**THE EXERCISE**
Copy every record below, exactly as written.

Data records:
+-------+

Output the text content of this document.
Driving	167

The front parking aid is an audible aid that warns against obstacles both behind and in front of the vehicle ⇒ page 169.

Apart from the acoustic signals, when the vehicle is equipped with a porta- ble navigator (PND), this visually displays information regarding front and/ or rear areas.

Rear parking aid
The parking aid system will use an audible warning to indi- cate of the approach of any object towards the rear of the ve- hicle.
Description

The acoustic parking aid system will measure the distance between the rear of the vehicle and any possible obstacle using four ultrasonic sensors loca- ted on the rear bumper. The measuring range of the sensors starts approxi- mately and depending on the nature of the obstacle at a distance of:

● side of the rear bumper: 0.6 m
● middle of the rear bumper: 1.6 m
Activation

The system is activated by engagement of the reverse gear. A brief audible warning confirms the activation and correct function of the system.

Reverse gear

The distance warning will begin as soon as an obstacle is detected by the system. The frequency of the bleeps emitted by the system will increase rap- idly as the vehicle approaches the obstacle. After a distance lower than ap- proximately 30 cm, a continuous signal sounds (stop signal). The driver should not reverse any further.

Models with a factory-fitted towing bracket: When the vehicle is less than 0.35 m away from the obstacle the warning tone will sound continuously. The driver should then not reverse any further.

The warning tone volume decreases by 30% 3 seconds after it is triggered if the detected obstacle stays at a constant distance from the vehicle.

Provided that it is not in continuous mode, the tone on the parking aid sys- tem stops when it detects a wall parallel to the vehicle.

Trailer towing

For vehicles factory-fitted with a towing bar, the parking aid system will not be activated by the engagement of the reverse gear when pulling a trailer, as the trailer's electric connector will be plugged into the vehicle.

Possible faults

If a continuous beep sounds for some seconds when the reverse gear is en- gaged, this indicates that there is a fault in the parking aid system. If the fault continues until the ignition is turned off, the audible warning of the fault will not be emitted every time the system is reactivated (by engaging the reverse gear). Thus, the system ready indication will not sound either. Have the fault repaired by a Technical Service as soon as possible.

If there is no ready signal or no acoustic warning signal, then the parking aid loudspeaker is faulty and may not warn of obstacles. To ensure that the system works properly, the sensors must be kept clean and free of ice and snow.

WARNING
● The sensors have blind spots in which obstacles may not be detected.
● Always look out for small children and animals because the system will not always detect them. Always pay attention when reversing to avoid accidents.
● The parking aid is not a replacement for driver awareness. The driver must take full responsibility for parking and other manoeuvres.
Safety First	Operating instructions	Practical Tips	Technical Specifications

+-------+

**EXERCISE RESULT**
Output the text content of this document.
Driving	167

The front parking aid is an audible aid that warns against obstacles both behind and in front of the vehicle ⇒ page 169.

Apart from the acoustic signals, when the vehicle is equipped with a porta- ble navigator (PND), this visually displays information regarding front and/ or rear areas.

Rear parking aid
The parking aid system will use an audible warning to indi- cate of the approach of any object towards the rear of the ve- hicle.
Description

The acoustic parking aid system will measure the distance between the rear of the vehicle and any possible obstacle using four ultrasonic sensors loca- ted on the rear bumper. The measuring range of the sensors starts approxi- mately and depending on the nature of the obstacle at a distance of:

● side of the rear bumper: 0.6 m
● middle of the rear bumper: 1.6 m
Activation

The system is activated by engagement of the reverse gear. A brief audible warning confirms the activation and correct function of the system.

Reverse gear

The distance warning will begin as soon as an obstacle is detected by the system. The frequency of the bleeps emitted by the system will increase rap- idly as the vehicle approaches the obstacle. After a distance lower than ap- proximately 30 cm, a continuous signal sounds (stop signal). The driver should not reverse any further.

Models with a factory-fitted towing bracket: When the vehicle is less than 0.35 m away from the obstacle the warning tone will sound continuously. The driver should then not reverse any further.

The warning tone volume decreases by 30% 3 seconds after it is triggered if the detected obstacle stays at a constant distance from the vehicle.

Provided that it is not in continuous mode, the tone on the parking aid sys- tem stops when it detects a wall parallel to the vehicle.

Trailer towing

For vehicles factory-fitted with a towing bar, the parking aid system will not be activated by the engagement of the reverse gear when pulling a trailer, as the trailer's electric connector will be plugged into the vehicle.

Possible faults

If a continuous beep sounds for some seconds when the reverse gear is en- gaged, this indicates that there is a fault in the parking aid system. If the fault continues until the ignition is turned off, the audible warning of the fault will not be emitted every time the system is reactivated (by engaging the reverse gear). Thus, the system ready indication will not sound either. Have the fault repaired by a Technical Service as soon as possible.

If there is no ready signal or no acoustic warning signal, then the parking aid loudspeaker is faulty and may not warn of obstacles. To ensure that the system works properly, the sensors must be kept clean and free of ice and snow.

WARNING
● The sensors have blind spots in which obstacles may not be detected.
● Always look out for small children and animals because the system will not always detect them. Always pay attention when reversing to avoid accidents.
● The parking aid is not a replacement for driver awareness. The driver must take full responsibility for parking and other manoeuvres.
Safety First	Operating instructions	Practical Tips	Technical Specifications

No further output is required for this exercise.